WHAT IS BEING ASKED -
Drop all images and give the records again exactly.
►
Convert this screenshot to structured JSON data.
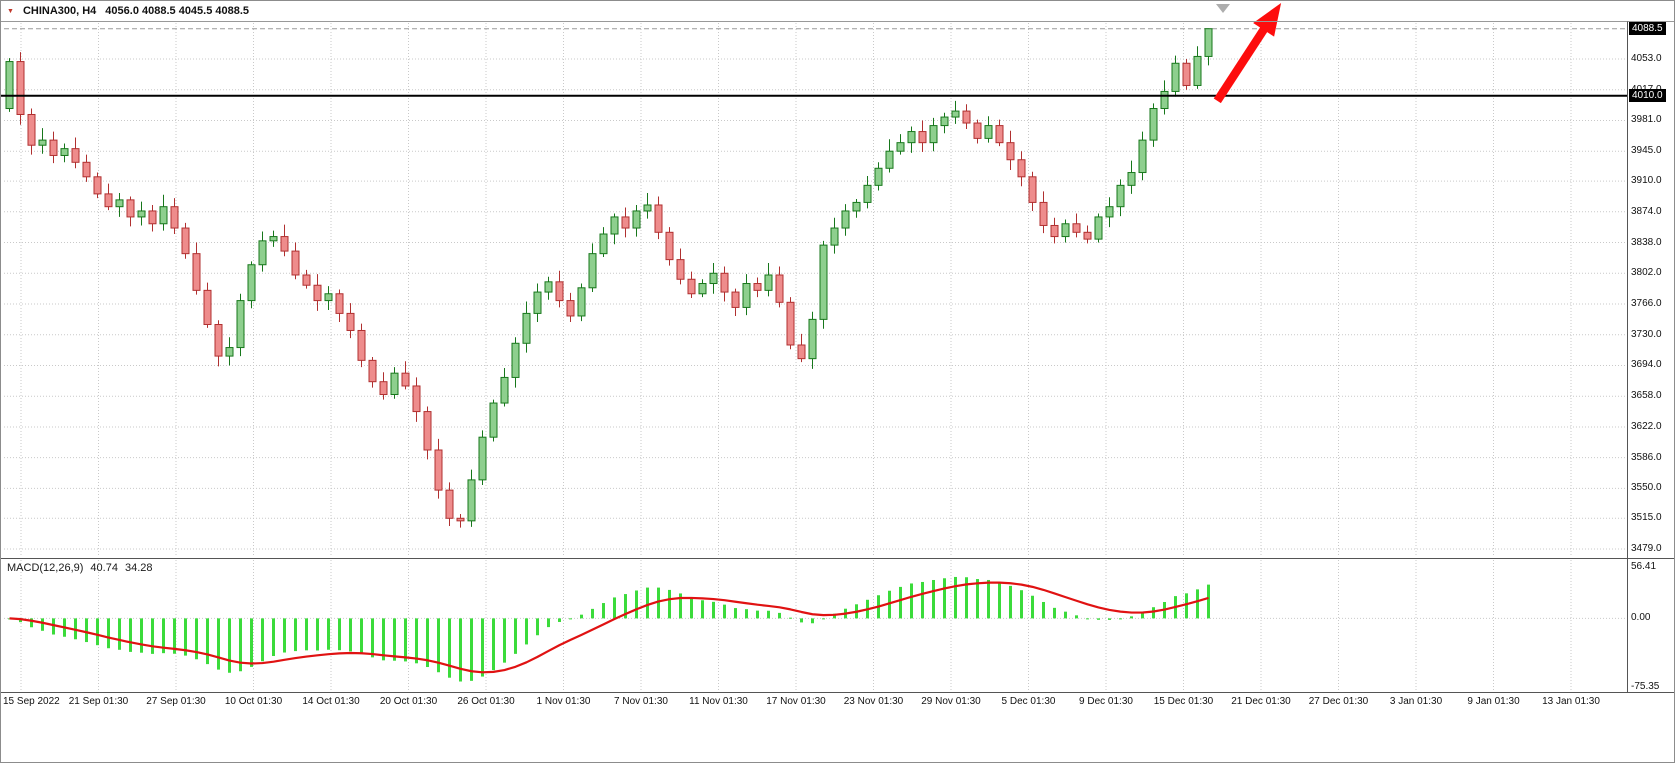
{
  "header": {
    "symbol_period": "CHINA300, H4",
    "ohlc_text": "4056.0 4088.5 4045.5 4088.5"
  },
  "chart_data": {
    "type": "candlestick",
    "symbol": "CHINA300",
    "timeframe": "H4",
    "last_values": {
      "open": 4056.0,
      "high": 4088.5,
      "low": 4045.5,
      "close": 4088.5
    },
    "first_open": 3995,
    "closes": [
      4050,
      3988,
      3952,
      3958,
      3940,
      3948,
      3932,
      3915,
      3895,
      3880,
      3888,
      3868,
      3875,
      3860,
      3880,
      3855,
      3825,
      3782,
      3742,
      3705,
      3715,
      3770,
      3812,
      3840,
      3845,
      3828,
      3800,
      3788,
      3770,
      3778,
      3755,
      3735,
      3700,
      3675,
      3660,
      3685,
      3670,
      3640,
      3595,
      3548,
      3515,
      3512,
      3560,
      3610,
      3650,
      3680,
      3720,
      3755,
      3780,
      3792,
      3770,
      3752,
      3785,
      3825,
      3848,
      3868,
      3855,
      3875,
      3882,
      3850,
      3818,
      3795,
      3778,
      3790,
      3802,
      3780,
      3762,
      3790,
      3782,
      3800,
      3768,
      3718,
      3702,
      3748,
      3835,
      3855,
      3875,
      3885,
      3905,
      3925,
      3945,
      3955,
      3968,
      3955,
      3975,
      3985,
      3992,
      3978,
      3960,
      3975,
      3955,
      3935,
      3915,
      3885,
      3858,
      3845,
      3860,
      3850,
      3842,
      3868,
      3880,
      3905,
      3920,
      3958,
      3995,
      4015,
      4048,
      4022,
      4056,
      4088.5
    ],
    "time_labels": [
      "15 Sep 2022",
      "21 Sep 01:30",
      "27 Sep 01:30",
      "10 Oct 01:30",
      "14 Oct 01:30",
      "20 Oct 01:30",
      "26 Oct 01:30",
      "1 Nov 01:30",
      "7 Nov 01:30",
      "11 Nov 01:30",
      "17 Nov 01:30",
      "23 Nov 01:30",
      "29 Nov 01:30",
      "5 Dec 01:30",
      "9 Dec 01:30",
      "15 Dec 01:30",
      "21 Dec 01:30",
      "27 Dec 01:30",
      "3 Jan 01:30",
      "9 Jan 01:30",
      "13 Jan 01:30"
    ],
    "price_axis": {
      "gridlines": [
        4053.0,
        4017.0,
        3981.0,
        3945.0,
        3910.0,
        3874.0,
        3838.0,
        3802.0,
        3766.0,
        3730.0,
        3694.0,
        3658.0,
        3622.0,
        3586.0,
        3550.0,
        3515.0,
        3479.0
      ],
      "current_price": 4088.5,
      "current_price_label": "4088.5",
      "hline_price": 4010.0,
      "hline_label": "4010.0"
    },
    "macd": {
      "name": "MACD(12,26,9)",
      "macd_value": "40.74",
      "signal_value": "34.28",
      "fast": 12,
      "slow": 26,
      "signal": 9,
      "axis_labels": [
        "56.41",
        "0.00",
        "-75.35"
      ],
      "axis_values": [
        56.41,
        0.0,
        -75.35
      ],
      "range": [
        -75.35,
        56.41
      ]
    },
    "annotations": {
      "horizontal_line_price": 4010.0,
      "up_arrow": {
        "from_bar": 110.3,
        "from_price": 4004,
        "to_bar": 116.1,
        "to_price": 4124
      }
    },
    "colors": {
      "background": "#ffffff",
      "grid": "#c9c9c9",
      "bull_fill": "#8ecf8e",
      "bull_border": "#17771b",
      "bear_fill": "#ee8c8c",
      "bear_border": "#b03030",
      "macd_histogram": "#3bdb3b",
      "macd_signal": "#e01212",
      "trend_arrow": "#fd0d0d",
      "horizontal_line": "#000000",
      "current_price_line": "#9a9a9a",
      "price_badge_bg": "#000000",
      "price_badge_text": "#ffffff",
      "axis_text": "#111111",
      "separator": "#555555"
    }
  }
}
◄
OUTPUT FOR THIS EXERCISE -
Convert this screenshot to structured JSON data.
{
  "header": {
    "symbol_period": "CHINA300, H4",
    "ohlc_text": "4056.0 4088.5 4045.5 4088.5"
  },
  "chart_data": {
    "type": "candlestick",
    "symbol": "CHINA300",
    "timeframe": "H4",
    "last_values": {
      "open": 4056.0,
      "high": 4088.5,
      "low": 4045.5,
      "close": 4088.5
    },
    "first_open": 3995,
    "closes": [
      4050,
      3988,
      3952,
      3958,
      3940,
      3948,
      3932,
      3915,
      3895,
      3880,
      3888,
      3868,
      3875,
      3860,
      3880,
      3855,
      3825,
      3782,
      3742,
      3705,
      3715,
      3770,
      3812,
      3840,
      3845,
      3828,
      3800,
      3788,
      3770,
      3778,
      3755,
      3735,
      3700,
      3675,
      3660,
      3685,
      3670,
      3640,
      3595,
      3548,
      3515,
      3512,
      3560,
      3610,
      3650,
      3680,
      3720,
      3755,
      3780,
      3792,
      3770,
      3752,
      3785,
      3825,
      3848,
      3868,
      3855,
      3875,
      3882,
      3850,
      3818,
      3795,
      3778,
      3790,
      3802,
      3780,
      3762,
      3790,
      3782,
      3800,
      3768,
      3718,
      3702,
      3748,
      3835,
      3855,
      3875,
      3885,
      3905,
      3925,
      3945,
      3955,
      3968,
      3955,
      3975,
      3985,
      3992,
      3978,
      3960,
      3975,
      3955,
      3935,
      3915,
      3885,
      3858,
      3845,
      3860,
      3850,
      3842,
      3868,
      3880,
      3905,
      3920,
      3958,
      3995,
      4015,
      4048,
      4022,
      4056,
      4088.5
    ],
    "time_labels": [
      "15 Sep 2022",
      "21 Sep 01:30",
      "27 Sep 01:30",
      "10 Oct 01:30",
      "14 Oct 01:30",
      "20 Oct 01:30",
      "26 Oct 01:30",
      "1 Nov 01:30",
      "7 Nov 01:30",
      "11 Nov 01:30",
      "17 Nov 01:30",
      "23 Nov 01:30",
      "29 Nov 01:30",
      "5 Dec 01:30",
      "9 Dec 01:30",
      "15 Dec 01:30",
      "21 Dec 01:30",
      "27 Dec 01:30",
      "3 Jan 01:30",
      "9 Jan 01:30",
      "13 Jan 01:30"
    ],
    "price_axis": {
      "gridlines": [
        4053.0,
        4017.0,
        3981.0,
        3945.0,
        3910.0,
        3874.0,
        3838.0,
        3802.0,
        3766.0,
        3730.0,
        3694.0,
        3658.0,
        3622.0,
        3586.0,
        3550.0,
        3515.0,
        3479.0
      ],
      "current_price": 4088.5,
      "current_price_label": "4088.5",
      "hline_price": 4010.0,
      "hline_label": "4010.0"
    },
    "macd": {
      "name": "MACD(12,26,9)",
      "macd_value": "40.74",
      "signal_value": "34.28",
      "fast": 12,
      "slow": 26,
      "signal": 9,
      "axis_labels": [
        "56.41",
        "0.00",
        "-75.35"
      ],
      "axis_values": [
        56.41,
        0.0,
        -75.35
      ],
      "range": [
        -75.35,
        56.41
      ]
    },
    "annotations": {
      "horizontal_line_price": 4010.0,
      "up_arrow": {
        "from_bar": 110.3,
        "from_price": 4004,
        "to_bar": 116.1,
        "to_price": 4124
      }
    },
    "colors": {
      "background": "#ffffff",
      "grid": "#c9c9c9",
      "bull_fill": "#8ecf8e",
      "bull_border": "#17771b",
      "bear_fill": "#ee8c8c",
      "bear_border": "#b03030",
      "macd_histogram": "#3bdb3b",
      "macd_signal": "#e01212",
      "trend_arrow": "#fd0d0d",
      "horizontal_line": "#000000",
      "current_price_line": "#9a9a9a",
      "price_badge_bg": "#000000",
      "price_badge_text": "#ffffff",
      "axis_text": "#111111",
      "separator": "#555555"
    }
  }
}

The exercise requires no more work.